Job =>
Keep only the lines where "Zhytomyr" appears.

Recorded data =>
::::

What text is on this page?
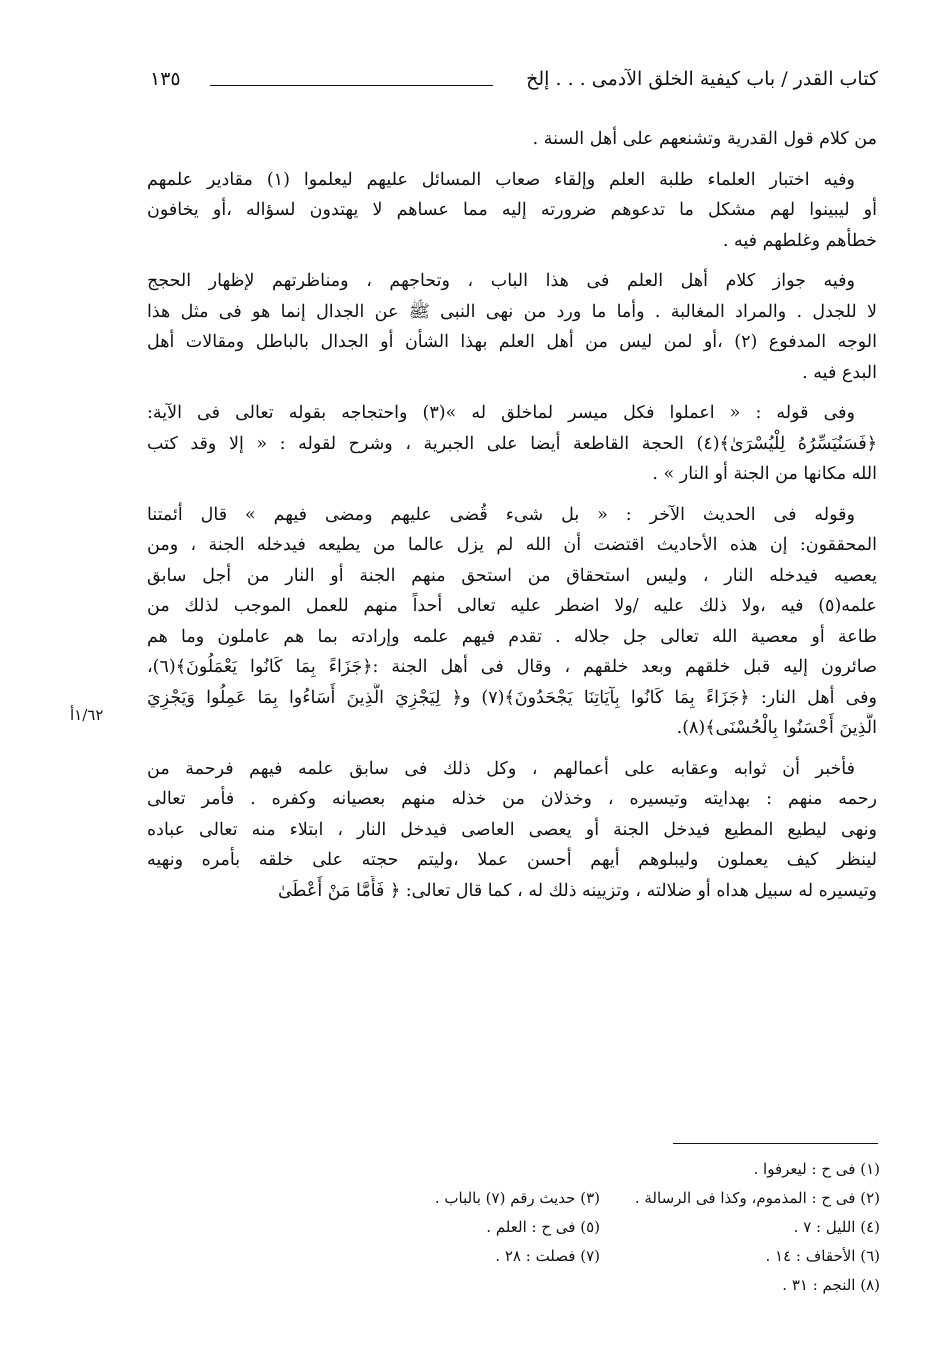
كتاب القدر / باب كيفية الخلق الآدمى . . . إلخ
١٣٥
١/٦٢أ
من كلام قول القدرية وتشنعهم على أهل السنة .
وفيه اختبار العلماء طلبة العلم وإلقاء صعاب المسائل عليهم ليعلموا (١) مقادير علمهم
أو ليبينوا لهم مشكل ما تدعوهم ضرورته إليه مما عساهم لا يهتدون لسؤاله ،أو يخافون
خطأهم وغلطهم فيه .
وفيه جواز كلام أهل العلم فى هذا الباب ، وتحاجهم ، ومناظرتهم لإظهار الحجج
لا للجدل . والمراد المغالبة . وأما ما ورد من نهى النبى ﷺ عن الجدال إنما هو فى مثل هذا
الوجه المدفوع (٢) ،أو لمن ليس من أهل العلم بهذا الشأن أو الجدال بالباطل ومقالات أهل
البدع فيه .
وفى قوله : « اعملوا فكل ميسر لماخلق له »(٣) واحتجاجه بقوله تعالى فى الآية:
﴿فَسَنُيَسِّرُهُ لِلْيُسْرَىٰ﴾(٤) الحجة القاطعة أيضا على الجبرية ، وشرح لقوله : « إلا وقد كتب
الله مكانها من الجنة أو النار » .
وقوله فى الحديث الآخر : « بل شىء قُضى عليهم ومضى فيهم » قال أئمتنا
المحققون: إن هذه الأحاديث اقتضت أن الله لم يزل عالما من يطيعه فيدخله الجنة ، ومن
يعصيه فيدخله النار ، وليس استحقاق من استحق منهم الجنة أو النار من أجل سابق
علمه(٥) فيه ،ولا ذلك عليه /ولا اضطر عليه تعالى أحداً منهم للعمل الموجب لذلك من
طاعة أو معصية الله تعالى جل جلاله . تقدم فيهم علمه وإرادته بما هم عاملون وما هم
صائرون إليه قبل خلقهم وبعد خلقهم ، وقال فى أهل الجنة :﴿جَزَاءً بِمَا كَانُوا يَعْمَلُونَ﴾(٦)،
وفى أهل النار: ﴿جَزَاءً بِمَا كَانُوا بِآيَاتِنَا يَجْحَدُونَ﴾(٧) و﴿ لِيَجْزِيَ الَّذِينَ أَسَاءُوا بِمَا عَمِلُوا وَيَجْزِيَ
الَّذِينَ أَحْسَنُوا بِالْحُسْنَى﴾(٨).
فأخبر أن ثوابه وعقابه على أعمالهم ، وكل ذلك فى سابق علمه فيهم فرحمة من
رحمه منهم : بهدايته وتيسيره ، وخذلان من خذله منهم بعصيانه وكفره . فأمر تعالى
ونهى ليطيع المطيع فيدخل الجنة أو يعصى العاصى فيدخل النار ، ابتلاء منه تعالى عباده
لينظر كيف يعملون وليبلوهم أيهم أحسن عملا ،وليتم حجته على خلقه بأمره ونهيه
وتيسيره له سبيل هداه أو ضلالته ، وتزيينه ذلك له ، كما قال تعالى: ﴿ فَأَمَّا مَنْ أَعْطَىٰ
(١) فى ح : ليعرفوا .
(٢) فى ح : المذموم، وكذا فى الرسالة .
(٣) حديث رقم (٧) بالباب .
(٤) الليل : ٧ .
(٥) فى ح : العلم .
(٦) الأحقاف : ١٤ .
(٧) فصلت : ٢٨ .
(٨) النجم : ٣١ .
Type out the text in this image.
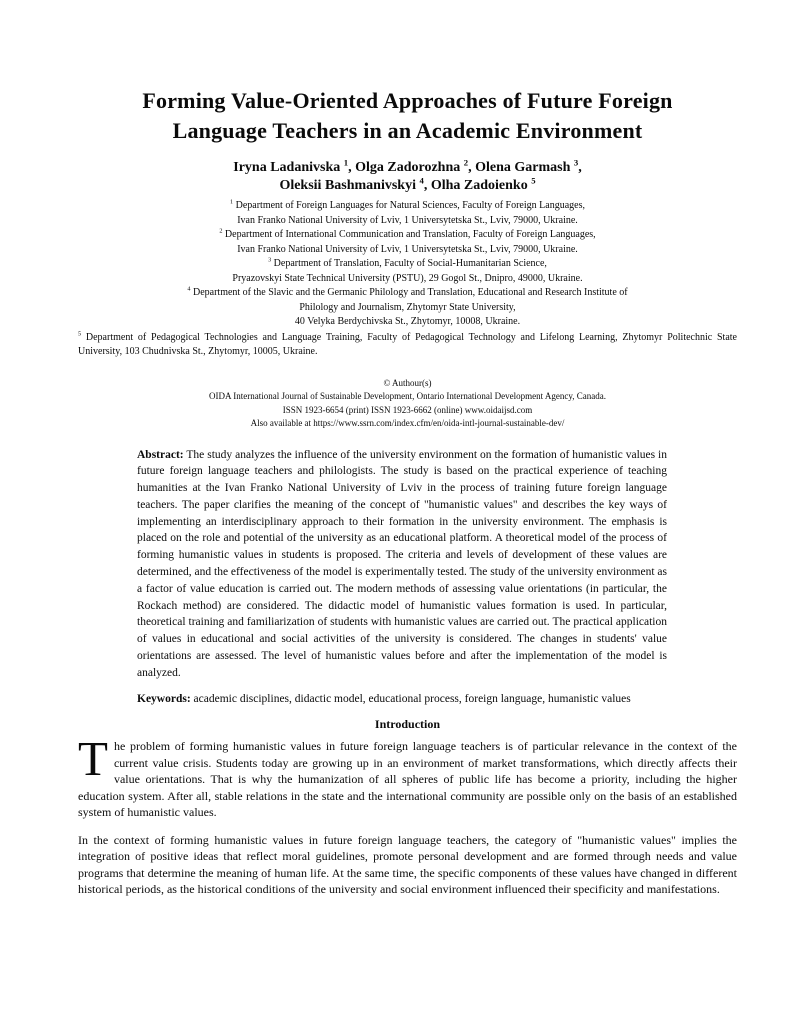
Forming Value-Oriented Approaches of Future Foreign
Language Teachers in an Academic Environment
Iryna Ladanivska $^1$, Olga Zadorozhna $^2$, Olena Garmash $^3$,
Oleksii Bashmanivskyi $^4$, Olha Zadoienko $^5$
$^1$ Department of Foreign Languages for Natural Sciences, Faculty of Foreign Languages,
Ivan Franko National University of Lviv, 1 Universytetska St., Lviv, 79000, Ukraine.
$^2$ Department of International Communication and Translation, Faculty of Foreign Languages,
Ivan Franko National University of Lviv, 1 Universytetska St., Lviv, 79000, Ukraine.
$^3$ Department of Translation, Faculty of Social-Humanitarian Science,
Pryazovskyi State Technical University (PSTU), 29 Gogol St., Dnipro, 49000, Ukraine.
$^4$ Department of the Slavic and the Germanic Philology and Translation, Educational and Research Institute of
Philology and Journalism, Zhytomyr State University,
40 Velyka Berdychivska St., Zhytomyr, 10008, Ukraine.
$^5$ Department of Pedagogical Technologies and Language Training, Faculty of Pedagogical Technology and Lifelong Learning, Zhytomyr Politechnic State University, 103 Chudnivska St., Zhytomyr, 10005, Ukraine.
© Authour(s)
OIDA International Journal of Sustainable Development, Ontario International Development Agency, Canada.
ISSN 1923-6654 (print) ISSN 1923-6662 (online) www.oidaijsd.com
Also available at https://www.ssrn.com/index.cfm/en/oida-intl-journal-sustainable-dev/

Abstract: The study analyzes the influence of the university environment on the formation of humanistic values in future foreign language teachers and philologists. The study is based on the practical experience of teaching humanities at the Ivan Franko National University of Lviv in the process of training future foreign language teachers. The paper clarifies the meaning of the concept of "humanistic values" and describes the key ways of implementing an interdisciplinary approach to their formation in the university environment. The emphasis is placed on the role and potential of the university as an educational platform. A theoretical model of the process of forming humanistic values in students is proposed. The criteria and levels of development of these values are determined, and the effectiveness of the model is experimentally tested. The study of the university environment as a factor of value education is carried out. The modern methods of assessing value orientations (in particular, the Rockach method) are considered. The didactic model of humanistic values formation is used. In particular, theoretical training and familiarization of students with humanistic values are carried out. The practical application of values in educational and social activities of the university is considered. The changes in students' value orientations are assessed. The level of humanistic values before and after the implementation of the model is analyzed.

Keywords: academic disciplines, didactic model, educational process, foreign language, humanistic values

Introduction

The problem of forming humanistic values in future foreign language teachers is of particular relevance in the context of the current value crisis. Students today are growing up in an environment of market transformations, which directly affects their value orientations. That is why the humanization of all spheres of public life has become a priority, including the higher education system. After all, stable relations in the state and the international community are possible only on the basis of an established system of humanistic values.

In the context of forming humanistic values in future foreign language teachers, the category of "humanistic values" implies the integration of positive ideas that reflect moral guidelines, promote personal development and are formed through needs and value programs that determine the meaning of human life. At the same time, the specific components of these values have changed in different historical periods, as the historical conditions of the university and social environment influenced their specificity and manifestations.
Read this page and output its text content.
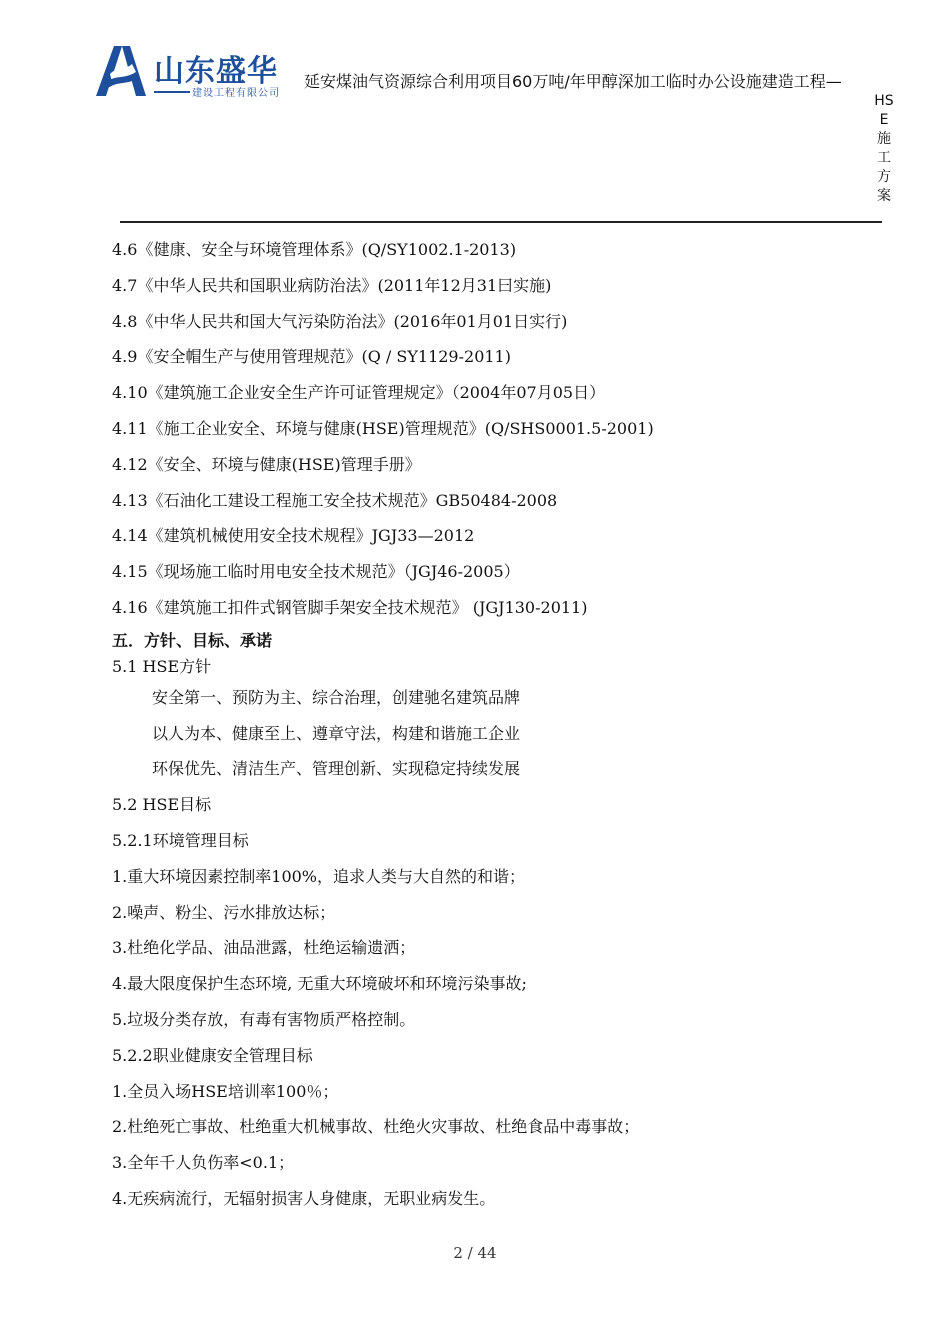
山东盛华
建设工程有限公司
延安煤油气资源综合利用项目60万吨/年甲醇深加工临时办公设施建造工程—
HSE施工方案
4.6《健康、安全与环境管理体系》(Q/SY1002.1-2013)
4.7《中华人民共和国职业病防治法》(2011年12月31曰实施)
4.8《中华人民共和国大气污染防治法》(2016年01月01日实行)
4.9《安全帽生产与使用管理规范》(Q / SY1129-2011)
4.10《建筑施工企业安全生产许可证管理规定》（2004年07月05日）
4.11《施工企业安全、环境与健康(HSE)管理规范》(Q/SHS0001.5-2001)
4.12《安全、环境与健康(HSE)管理手册》
4.13《石油化工建设工程施工安全技术规范》GB50484-2008
4.14《建筑机械使用安全技术规程》JGJ33—2012
4.15《现场施工临时用电安全技术规范》（JGJ46-2005）
4.16《建筑施工扣件式钢管脚手架安全技术规范》 (JGJ130-2011)
五．方针、目标、承诺
5.1 HSE方针
安全第一、预防为主、综合治理，创建驰名建筑品牌
以人为本、健康至上、遵章守法，构建和谐施工企业
环保优先、清洁生产、管理创新、实现稳定持续发展
5.2 HSE目标
5.2.1环境管理目标
1.重大环境因素控制率100%，追求人类与大自然的和谐；
2.噪声、粉尘、污水排放达标；
3.杜绝化学品、油品泄露，杜绝运输遗洒；
4.最大限度保护生态环境, 无重大环境破坏和环境污染事故;
5.垃圾分类存放，有毒有害物质严格控制。
5.2.2职业健康安全管理目标
1.全员入场HSE培训率100％；
2.杜绝死亡事故、杜绝重大机械事故、杜绝火灾事故、杜绝食品中毒事故；
3.全年千人负伤率<0.1；
4.无疾病流行，无辐射损害人身健康，无职业病发生。
2 / 44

::::

Written reply =>
Philology and Journalism, Zhytomyr State University,
40 Velyka Berdychivska St., Zhytomyr, 10008, Ukraine.
$^5$ Department of Pedagogical Technologies and Language Training, Faculty of Pedagogical Technology and Lifelong Learning, Zhytomyr Politechnic State University, 103 Chudnivska St., Zhytomyr, 10005, Ukraine.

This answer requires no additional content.